### Instruction
Repeat every line of the listing below exactly, minus the pictures.

==== Data lines

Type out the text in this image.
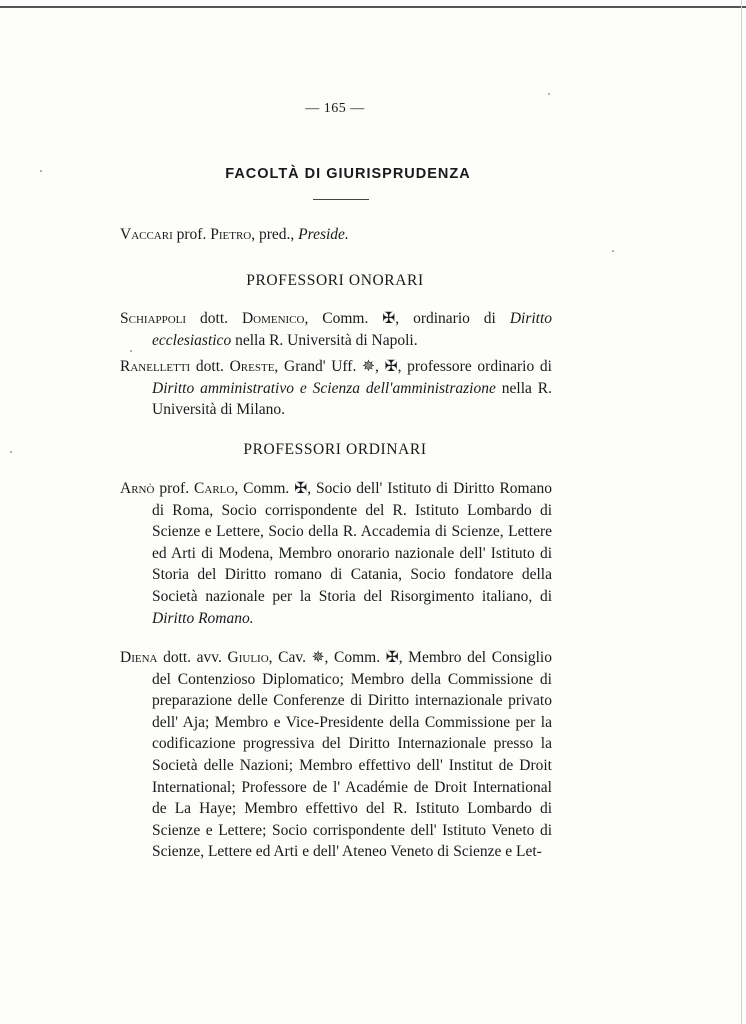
— 165 —
FACOLTÀ DI GIURISPRUDENZA
Vaccari prof. Pietro, pred., Preside.
PROFESSORI ONORARI
Schiappoli dott. Domenico, Comm. ✠, ordinario di Diritto ecclesiastico nella R. Università di Napoli.
Ranelletti dott. Oreste, Grand' Uff. ✵, ✠, professore ordinario di Diritto amministrativo e Scienza dell'amministrazione nella R. Università di Milano.
PROFESSORI ORDINARI
Arnò prof. Carlo, Comm. ✠, Socio dell' Istituto di Diritto Romano di Roma, Socio corrispondente del R. Istituto Lombardo di Scienze e Lettere, Socio della R. Accademia di Scienze, Lettere ed Arti di Modena, Membro onorario nazionale dell' Istituto di Storia del Diritto romano di Catania, Socio fondatore della Società nazionale per la Storia del Risorgimento italiano, di Diritto Romano.
Diena dott. avv. Giulio, Cav. ✵, Comm. ✠, Membro del Consiglio del Contenzioso Diplomatico; Membro della Commissione di preparazione delle Conferenze di Diritto internazionale privato dell' Aja; Membro e Vice-Presidente della Commissione per la codificazione progressiva del Diritto Internazionale presso la Società delle Nazioni; Membro effettivo dell' Institut de Droit International; Professore de l' Académie de Droit International de La Haye; Membro effettivo del R. Istituto Lombardo di Scienze e Lettere; Socio corrispondente dell' Istituto Veneto di Scienze, Lettere ed Arti e dell' Ateneo Veneto di Scienze e Let-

========

### Task result
Type out the text in this image.
— 165 —
FACOLTÀ DI GIURISPRUDENZA
Vaccari prof. Pietro, pred., Preside.
PROFESSORI ONORARI
Schiappoli dott. Domenico, Comm. ✠, ordinario di Diritto ecclesiastico nella R. Università di Napoli.
Ranelletti dott. Oreste, Grand' Uff. ✵, ✠, professore ordinario di Diritto amministrativo e Scienza dell'amministrazione nella R. Università di Milano.
PROFESSORI ORDINARI
Arnò prof. Carlo, Comm. ✠, Socio dell' Istituto di Diritto Romano di Roma, Socio corrispondente del R. Istituto Lombardo di Scienze e Lettere, Socio della R. Accademia di Scienze, Lettere ed Arti di Modena, Membro onorario nazionale dell' Istituto di Storia del Diritto romano di Catania, Socio fondatore della Società nazionale per la Storia del Risorgimento italiano, di Diritto Romano.
Diena dott. avv. Giulio, Cav. ✵, Comm. ✠, Membro del Consiglio del Contenzioso Diplomatico; Membro della Commissione di preparazione delle Conferenze di Diritto internazionale privato dell' Aja; Membro e Vice-Presidente della Commissione per la codificazione progressiva del Diritto Internazionale presso la Società delle Nazioni; Membro effettivo dell' Institut de Droit International; Professore de l' Académie de Droit International de La Haye; Membro effettivo del R. Istituto Lombardo di Scienze e Lettere; Socio corrispondente dell' Istituto Veneto di Scienze, Lettere ed Arti e dell' Ateneo Veneto di Scienze e Let-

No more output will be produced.